INSTRUCTIONS FOR THE TASK
From the line with "Extract the chart's" to the line with "Extract the structured", both included, repeat each line exactly and leave out the pictures.

DATA TO PROCESS

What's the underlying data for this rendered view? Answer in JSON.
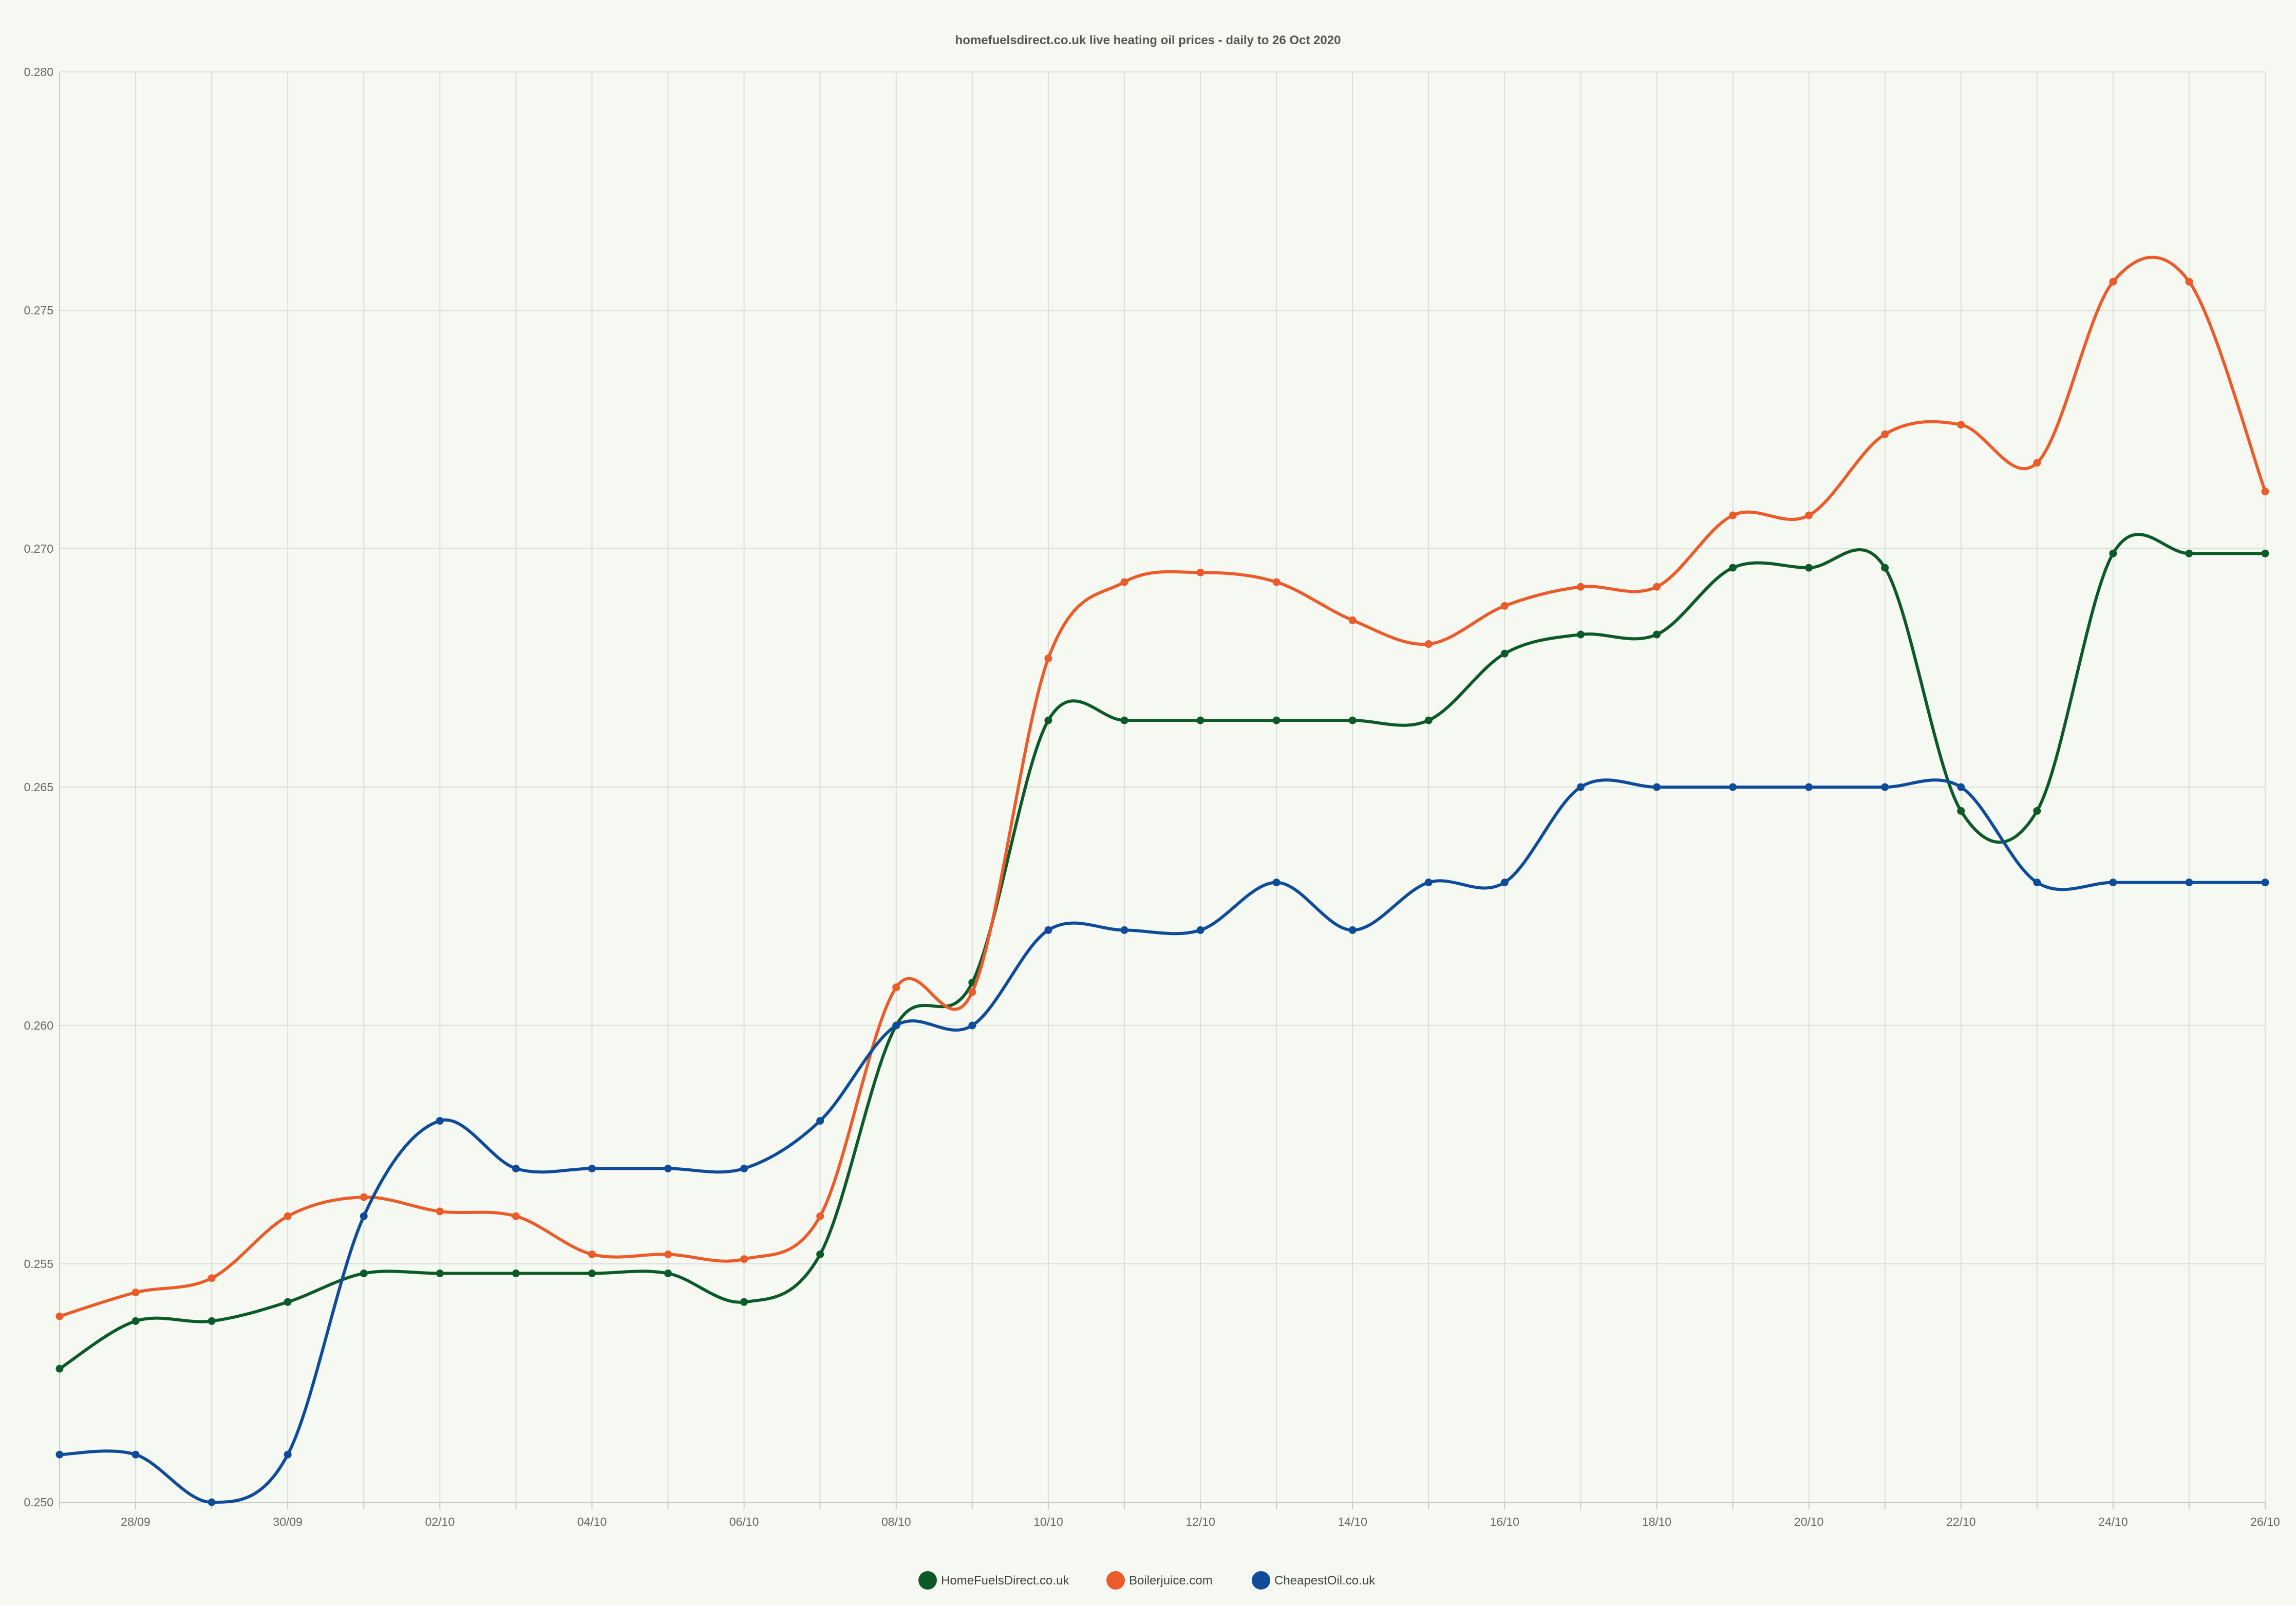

--

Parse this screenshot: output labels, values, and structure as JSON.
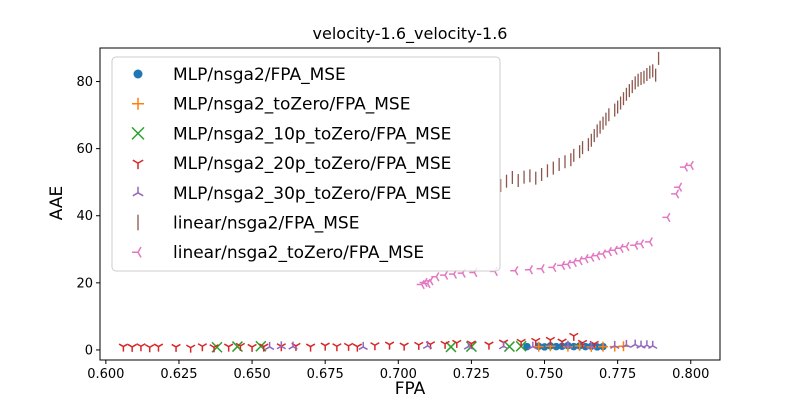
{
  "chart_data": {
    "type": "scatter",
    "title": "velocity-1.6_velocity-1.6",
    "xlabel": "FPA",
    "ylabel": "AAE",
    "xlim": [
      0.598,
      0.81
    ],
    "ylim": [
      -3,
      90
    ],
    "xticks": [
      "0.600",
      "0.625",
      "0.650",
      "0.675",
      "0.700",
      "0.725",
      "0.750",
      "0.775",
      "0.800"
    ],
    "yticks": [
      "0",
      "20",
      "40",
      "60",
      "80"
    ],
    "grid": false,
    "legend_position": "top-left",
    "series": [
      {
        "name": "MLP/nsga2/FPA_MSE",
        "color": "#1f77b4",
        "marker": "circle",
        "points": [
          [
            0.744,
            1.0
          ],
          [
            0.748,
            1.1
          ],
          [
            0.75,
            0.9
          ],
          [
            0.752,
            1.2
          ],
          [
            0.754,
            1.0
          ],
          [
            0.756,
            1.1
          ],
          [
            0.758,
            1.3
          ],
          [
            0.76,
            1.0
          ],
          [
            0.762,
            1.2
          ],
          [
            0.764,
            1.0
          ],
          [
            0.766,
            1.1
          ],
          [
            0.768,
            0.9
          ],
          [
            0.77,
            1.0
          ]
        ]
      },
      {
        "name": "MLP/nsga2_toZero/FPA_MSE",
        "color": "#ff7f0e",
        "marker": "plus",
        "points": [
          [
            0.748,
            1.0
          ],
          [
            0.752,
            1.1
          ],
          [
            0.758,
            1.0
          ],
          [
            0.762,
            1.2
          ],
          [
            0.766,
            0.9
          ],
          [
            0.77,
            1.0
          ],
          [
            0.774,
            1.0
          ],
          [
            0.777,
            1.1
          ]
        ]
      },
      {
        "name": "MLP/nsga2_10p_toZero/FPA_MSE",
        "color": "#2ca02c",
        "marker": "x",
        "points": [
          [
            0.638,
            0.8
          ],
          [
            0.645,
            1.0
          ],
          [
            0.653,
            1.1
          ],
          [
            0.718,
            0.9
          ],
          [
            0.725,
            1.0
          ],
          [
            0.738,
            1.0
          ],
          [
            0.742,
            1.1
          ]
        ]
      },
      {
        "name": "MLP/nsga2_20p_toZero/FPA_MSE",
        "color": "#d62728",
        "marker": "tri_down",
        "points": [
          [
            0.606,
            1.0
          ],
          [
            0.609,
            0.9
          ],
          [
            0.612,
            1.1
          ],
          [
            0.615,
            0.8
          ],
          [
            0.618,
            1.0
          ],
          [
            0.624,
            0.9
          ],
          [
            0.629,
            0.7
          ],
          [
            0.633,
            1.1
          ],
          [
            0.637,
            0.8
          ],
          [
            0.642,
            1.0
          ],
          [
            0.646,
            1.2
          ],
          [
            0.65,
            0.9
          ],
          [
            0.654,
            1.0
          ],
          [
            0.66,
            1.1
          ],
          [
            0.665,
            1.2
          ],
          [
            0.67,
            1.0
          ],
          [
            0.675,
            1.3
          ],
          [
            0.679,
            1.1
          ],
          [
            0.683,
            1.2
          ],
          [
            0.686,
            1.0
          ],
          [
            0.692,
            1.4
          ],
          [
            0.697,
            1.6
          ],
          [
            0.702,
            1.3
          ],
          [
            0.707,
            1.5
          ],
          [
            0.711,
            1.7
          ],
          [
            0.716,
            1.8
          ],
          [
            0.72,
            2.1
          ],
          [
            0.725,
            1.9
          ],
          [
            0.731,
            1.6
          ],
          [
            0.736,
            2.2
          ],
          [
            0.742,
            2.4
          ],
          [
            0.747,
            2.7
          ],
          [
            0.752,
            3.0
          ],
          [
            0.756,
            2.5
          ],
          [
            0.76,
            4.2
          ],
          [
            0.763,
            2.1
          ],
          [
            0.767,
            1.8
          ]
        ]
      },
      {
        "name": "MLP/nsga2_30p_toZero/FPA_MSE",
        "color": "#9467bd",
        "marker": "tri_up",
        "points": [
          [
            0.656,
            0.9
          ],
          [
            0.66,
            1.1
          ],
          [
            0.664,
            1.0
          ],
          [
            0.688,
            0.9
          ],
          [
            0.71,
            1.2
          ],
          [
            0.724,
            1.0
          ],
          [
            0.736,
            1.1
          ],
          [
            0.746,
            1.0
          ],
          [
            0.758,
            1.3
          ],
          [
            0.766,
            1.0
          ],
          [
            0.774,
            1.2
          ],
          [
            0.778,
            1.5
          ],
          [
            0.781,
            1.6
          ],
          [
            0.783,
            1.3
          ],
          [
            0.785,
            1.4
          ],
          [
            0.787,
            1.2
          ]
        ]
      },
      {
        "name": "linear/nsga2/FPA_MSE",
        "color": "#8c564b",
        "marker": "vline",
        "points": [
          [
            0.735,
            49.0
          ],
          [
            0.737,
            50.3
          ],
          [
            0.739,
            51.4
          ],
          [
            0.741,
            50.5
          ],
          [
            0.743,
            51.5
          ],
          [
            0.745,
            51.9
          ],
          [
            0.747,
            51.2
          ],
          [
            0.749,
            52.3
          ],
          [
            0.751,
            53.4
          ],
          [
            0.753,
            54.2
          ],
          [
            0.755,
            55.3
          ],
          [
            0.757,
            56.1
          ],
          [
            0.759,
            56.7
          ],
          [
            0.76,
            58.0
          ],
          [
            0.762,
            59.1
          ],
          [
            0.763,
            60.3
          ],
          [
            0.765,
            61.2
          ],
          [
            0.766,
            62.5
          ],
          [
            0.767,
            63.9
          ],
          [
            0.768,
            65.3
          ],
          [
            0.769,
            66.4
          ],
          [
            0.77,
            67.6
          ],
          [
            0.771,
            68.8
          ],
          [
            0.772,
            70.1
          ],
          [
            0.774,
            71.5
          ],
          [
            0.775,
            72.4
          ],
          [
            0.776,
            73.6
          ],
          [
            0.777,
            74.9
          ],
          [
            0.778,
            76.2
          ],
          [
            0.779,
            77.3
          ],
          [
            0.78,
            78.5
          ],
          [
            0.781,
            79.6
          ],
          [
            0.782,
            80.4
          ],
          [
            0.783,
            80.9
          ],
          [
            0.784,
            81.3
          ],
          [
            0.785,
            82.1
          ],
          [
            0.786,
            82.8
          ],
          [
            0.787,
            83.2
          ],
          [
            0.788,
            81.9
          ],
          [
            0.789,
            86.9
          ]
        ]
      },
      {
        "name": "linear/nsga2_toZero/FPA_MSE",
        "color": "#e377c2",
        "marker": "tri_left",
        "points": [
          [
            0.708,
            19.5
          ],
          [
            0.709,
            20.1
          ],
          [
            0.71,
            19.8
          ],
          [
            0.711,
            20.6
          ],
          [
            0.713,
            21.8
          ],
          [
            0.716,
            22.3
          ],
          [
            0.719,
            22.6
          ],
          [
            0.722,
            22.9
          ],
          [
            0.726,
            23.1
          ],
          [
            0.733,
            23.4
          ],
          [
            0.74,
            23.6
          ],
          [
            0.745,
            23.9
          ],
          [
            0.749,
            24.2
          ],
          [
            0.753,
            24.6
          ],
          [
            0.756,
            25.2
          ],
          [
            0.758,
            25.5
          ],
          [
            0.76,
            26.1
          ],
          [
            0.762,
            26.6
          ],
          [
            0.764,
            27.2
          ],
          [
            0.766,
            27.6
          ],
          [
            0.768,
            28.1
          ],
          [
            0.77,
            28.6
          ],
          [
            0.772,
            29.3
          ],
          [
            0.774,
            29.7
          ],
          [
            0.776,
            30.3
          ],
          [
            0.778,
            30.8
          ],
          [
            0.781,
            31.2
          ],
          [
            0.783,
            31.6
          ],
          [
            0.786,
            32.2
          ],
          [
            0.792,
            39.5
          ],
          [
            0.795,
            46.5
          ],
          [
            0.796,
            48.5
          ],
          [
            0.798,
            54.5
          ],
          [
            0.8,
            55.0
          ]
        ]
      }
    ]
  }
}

--

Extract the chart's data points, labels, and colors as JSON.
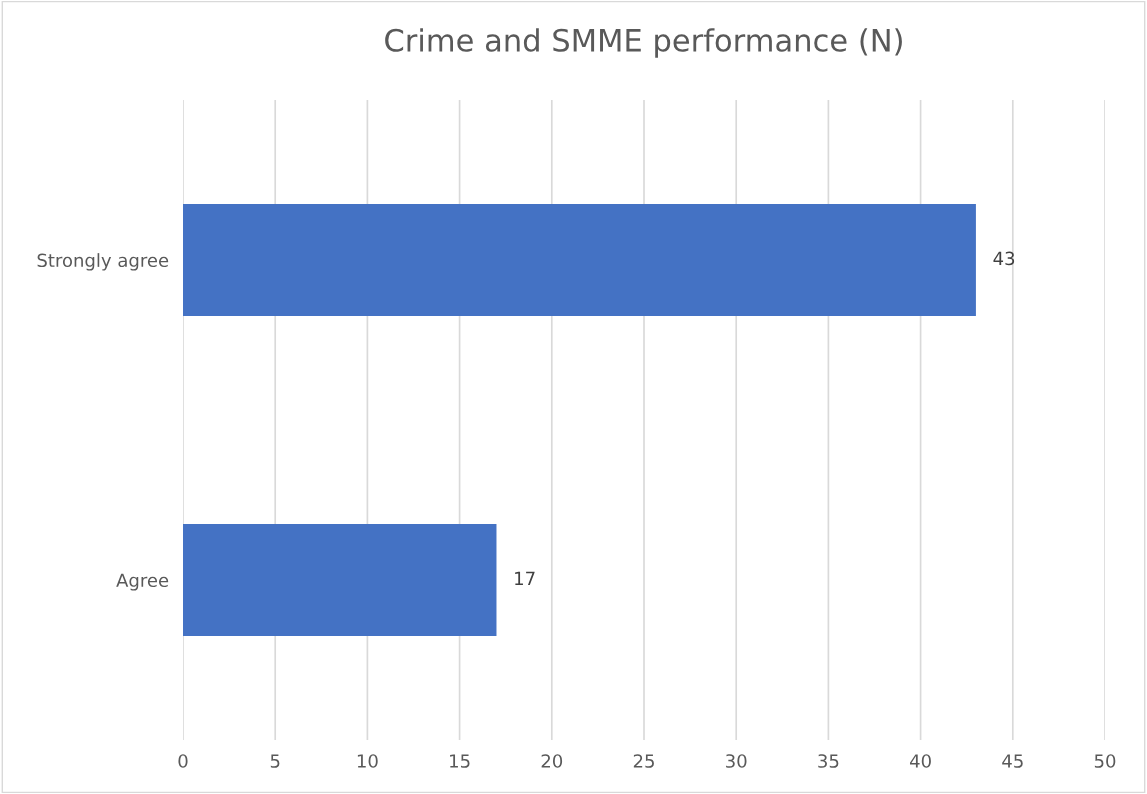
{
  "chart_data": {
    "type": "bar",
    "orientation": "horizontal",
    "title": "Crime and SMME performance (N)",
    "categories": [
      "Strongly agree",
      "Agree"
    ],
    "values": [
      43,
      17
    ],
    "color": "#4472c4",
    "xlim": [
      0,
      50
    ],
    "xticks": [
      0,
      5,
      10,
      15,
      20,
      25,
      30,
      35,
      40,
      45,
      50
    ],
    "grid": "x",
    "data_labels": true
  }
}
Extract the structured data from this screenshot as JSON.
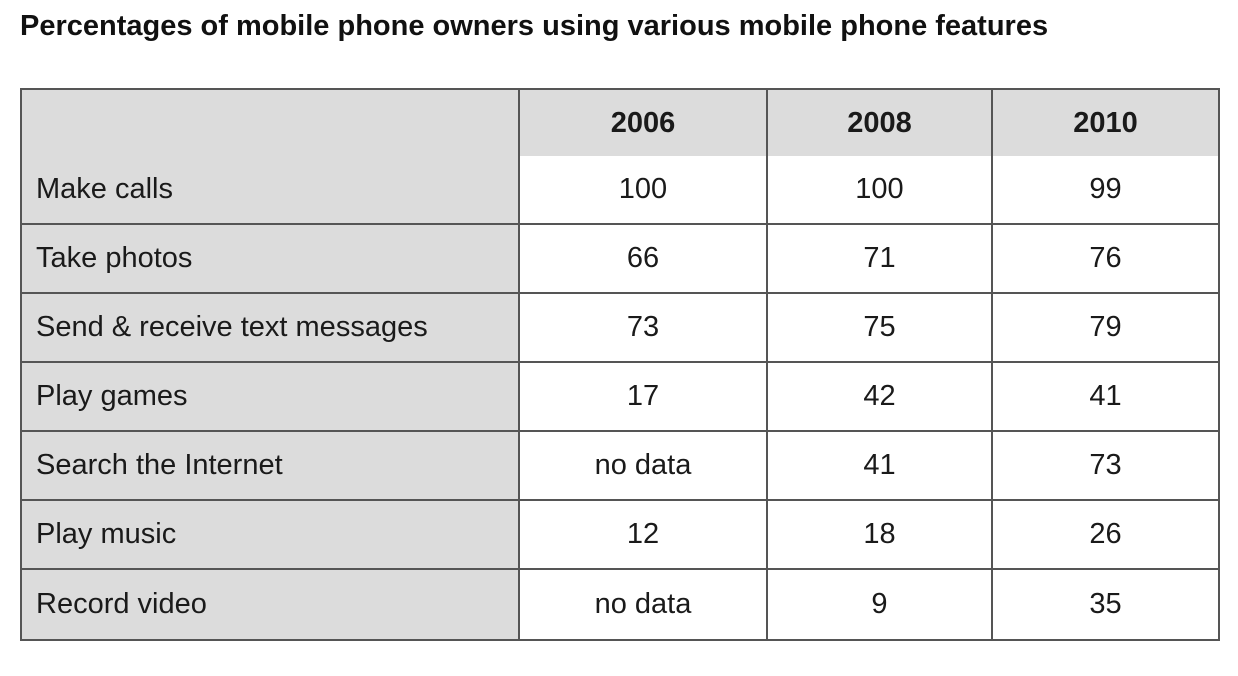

TASK ANSWER
Extract the chart's data points, labels, and colors as JSON.
{
  "chart_data": {
    "type": "bar",
    "orientation": "horizontal",
    "title": "Crime and SMME performance (N)",
    "categories": [
      "Strongly agree",
      "Agree"
    ],
    "values": [
      43,
      17
    ],
    "color": "#4472c4",
    "xlim": [
      0,
      50
    ],
    "xticks": [
      0,
      5,
      10,
      15,
      20,
      25,
      30,
      35,
      40,
      45,
      50
    ],
    "grid": "x",
    "data_labels": true
  }
}
Extract the structured data from this screenshot as JSON.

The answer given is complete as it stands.